What is being asked: Your copy of the material must match it exactly, except that pictures are dropped.

····················

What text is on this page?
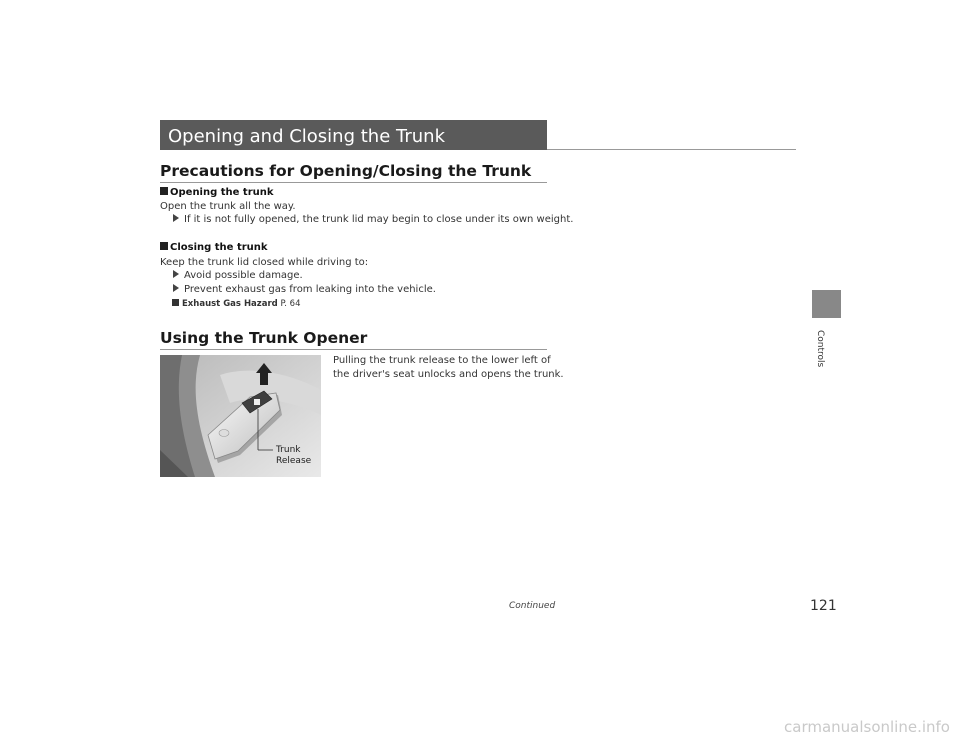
Opening and Closing the Trunk
Precautions for Opening/Closing the Trunk
Opening the trunk
Open the trunk all the way.
If it is not fully opened, the trunk lid may begin to close under its own weight.
Closing the trunk
Keep the trunk lid closed while driving to:
Avoid possible damage.
Prevent exhaust gas from leaking into the vehicle.
Exhaust Gas Hazard P. 64
Using the Trunk Opener
Pulling the trunk release to the lower left of
the driver's seat unlocks and opens the trunk.
Trunk
Release
Controls
Continued	121
carmanualsonline.info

····················

Full solution:
What text is on this page?
Opening and Closing the Trunk
Precautions for Opening/Closing the Trunk
Opening the trunk
Open the trunk all the way.
If it is not fully opened, the trunk lid may begin to close under its own weight.
Closing the trunk
Keep the trunk lid closed while driving to:
Avoid possible damage.
Prevent exhaust gas from leaking into the vehicle.
Exhaust Gas Hazard P. 64
Using the Trunk Opener
Pulling the trunk release to the lower left of
the driver's seat unlocks and opens the trunk.
Trunk
Release
Controls
Continued	121
carmanualsonline.info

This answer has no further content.